Scan the material below for the string "ניטור", and copy every line where it shows up.

=== Supplied data ===
——
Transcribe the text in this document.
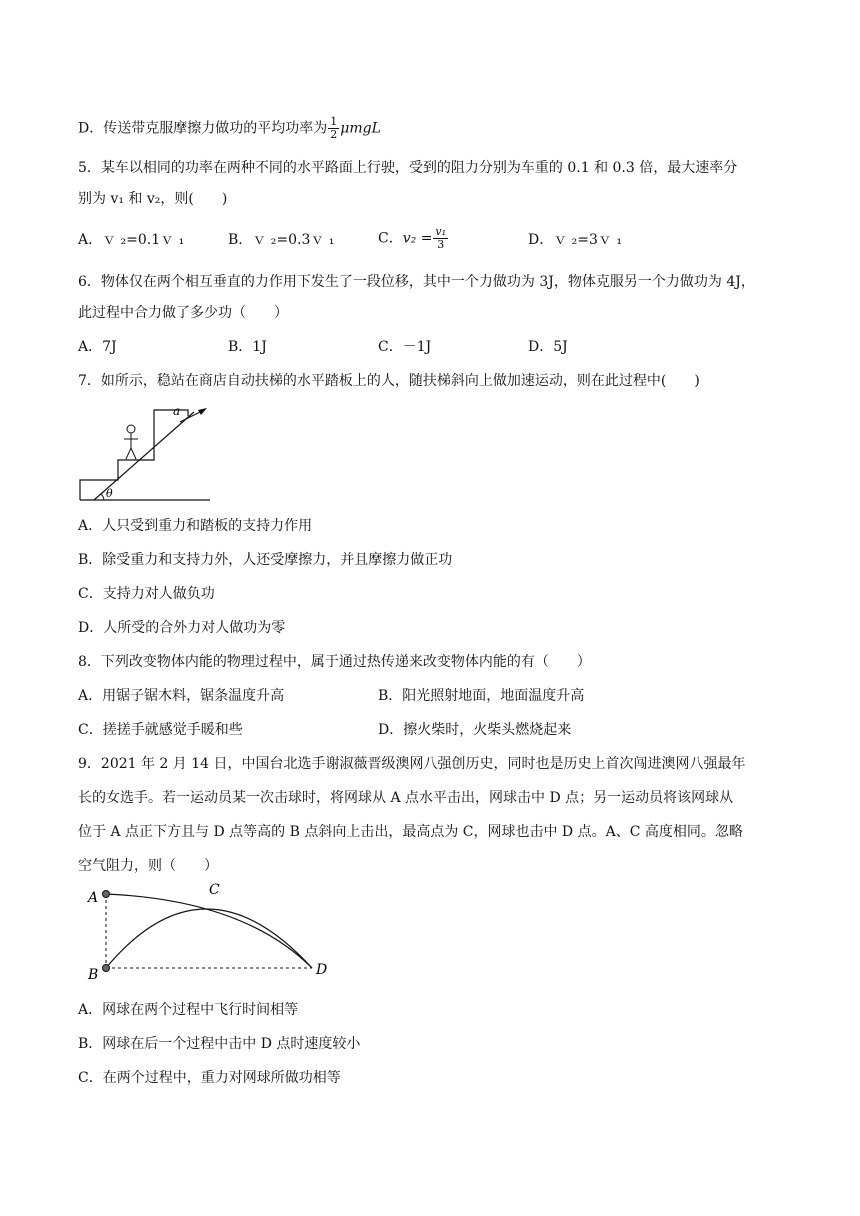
D．传送带克服摩擦力做功的平均功率为 $\frac{1}{2}$ μmgL
5．某车以相同的功率在两种不同的水平路面上行驶，受到的阻力分别为车重的 0.1 和 0.3 倍，最大速率分
别为 v₁ 和 v₂，则(　　)
A．ｖ ₂=0.1ｖ ₁	B．ｖ ₂=0.3ｖ ₁	C．$v_2 = \frac{\text{v₁}}{3}$	D．ｖ ₂=3ｖ ₁
6．物体仅在两个相互垂直的力作用下发生了一段位移，其中一个力做功为 3J，物体克服另一个力做功为 4J，
此过程中合力做了多少功（　　）
A．7J	B．1J	C．－1J	D．5J
7．如所示，稳站在商店自动扶梯的水平踏板上的人，随扶梯斜向上做加速运动，则在此过程中(　　)
a
θ
A．人只受到重力和踏板的支持力作用
B．除受重力和支持力外，人还受摩擦力，并且摩擦力做正功
C．支持力对人做负功
D．人所受的合外力对人做功为零
8．下列改变物体内能的物理过程中，属于通过热传递来改变物体内能的有（　　）
A．用锯子锯木料，锯条温度升高	B．阳光照射地面，地面温度升高
C．搓搓手就感觉手暖和些	D．擦火柴时，火柴头燃烧起来
9．2021 年 2 月 14 日，中国台北选手谢淑薇晋级澳网八强创历史，同时也是历史上首次闯进澳网八强最年
长的女选手。若一运动员某一次击球时，将网球从 A 点水平击出，网球击中 D 点；另一运动员将该网球从
位于 A 点正下方且与 D 点等高的 B 点斜向上击出，最高点为 C，网球也击中 D 点。A、C 高度相同。忽略
空气阻力，则（　　）
A
B
C
D
A．网球在两个过程中飞行时间相等
B．网球在后一个过程中击中 D 点时速度较小
C．在两个过程中，重力对网球所做功相等
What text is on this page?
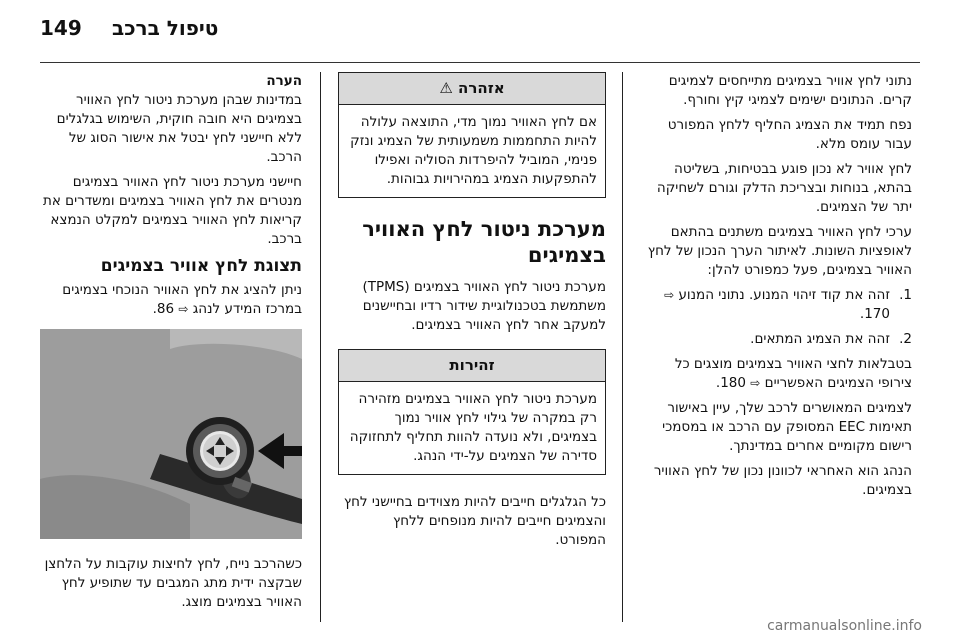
149 טיפול ברכב

נתוני לחץ אוויר בצמיגים מתייחסים לצמיגים קרים. הנתונים ישימים לצמיגי קיץ וחורף.

נפח תמיד את הצמיג החליף ללחץ המפורט עבור עומס מלא.

לחץ אוויר לא נכון פוגע בבטיחות, בשליטה בהתא, בנוחות ובצריכת הדלק וגורם לשחיקה יתר של הצמיגים.

ערכי לחץ האוויר בצמיגים משתנים בהתאם לאופציות השונות. לאיתור הערך הנכון של לחץ האוויר בצמיגים, פעל כמפורט להלן:

1.
זהה את קוד זיהוי המנוע. נתוני המנוע ⇨ 170.
2.
זהה את הצמיג המתאים.

בטבלאות לחצי האוויר בצמיגים מוצגים כל צירופי הצמיגים האפשריים ⇨ 180.

לצמיגים המאושרים לרכב שלך, עיין באישור תאימות EEC המסופק עם הרכב או במסמכי רישום מקומיים אחרים במדינתך.

הנהג הוא האחראי לכוונון נכון של לחץ האוויר בצמיגים.

אזהרה ⚠
אם לחץ האוויר נמוך מדי, התוצאה עלולה להיות התחממות משמעותית של הצמיג ונזק פנימי, המוביל להיפרדות הסוליה ואפילו להתפקעות הצמיג במהירויות גבוהות.
מערכת ניטור לחץ האוויר בצמיגים

מערכת ניטור לחץ האוויר בצמיגים (TPMS) משתמשת בטכנולוגיית שידור רדיו ובחיישנים למעקב אחר לחץ האוויר בצמיגים.

זהירות
מערכת ניטור לחץ האוויר בצמיגים מזהירה רק במקרה של גילוי לחץ אוויר נמוך בצמיגים, ולא נועדה להוות תחליף לתחזוקה סדירה של הצמיגים על-ידי הנהג.

כל הגלגלים חייבים להיות מצוידים בחיישני לחץ והצמיגים חייבים להיות מנופחים ללחץ המפורט.

הערה

במדינות שבהן מערכת ניטור לחץ האוויר בצמיגים היא חובה חוקית, השימוש בגלגלים ללא חיישני לחץ יבטל את אישור הסוג של הרכב.

חיישני מערכת ניטור לחץ האוויר בצמיגים מנטרים את לחץ האוויר בצמיגים ומשדרים את קריאות לחץ האוויר בצמיגים למקלט הנמצא ברכב.

תצוגת לחץ אוויר בצמיגים

ניתן להציג את לחץ האוויר הנוכחי בצמיגים במרכז המידע לנהג ⇨ 86.

כשהרכב נייח, לחץ לחיצות עוקבות על הלחצן שבקצה ידית מתג המגבים עד שתופיע לחץ האוויר בצמיגים מוצג.

carmanualsonline.info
——
=== Problem solution ===
מערכת ניטור לחץ האוויר בצמיגים
מערכת ניטור לחץ האוויר בצמיגים (TPMS) משתמשת בטכנולוגיית שידור רדיו ובחיישנים למעקב אחר לחץ האוויר בצמיגים.
מערכת ניטור לחץ האוויר בצמיגים מזהירה רק במקרה של גילוי לחץ אוויר נמוך בצמיגים, ולא נועדה להוות תחליף לתחזוקה סדירה של הצמיגים על-ידי הנהג.
במדינות שבהן מערכת ניטור לחץ האוויר בצמיגים היא חובה חוקית, השימוש בגלגלים ללא חיישני לחץ יבטל את אישור הסוג של הרכב.
חיישני מערכת ניטור לחץ האוויר בצמיגים מנטרים את לחץ האוויר בצמיגים ומשדרים את קריאות לחץ האוויר בצמיגים למקלט הנמצא ברכב.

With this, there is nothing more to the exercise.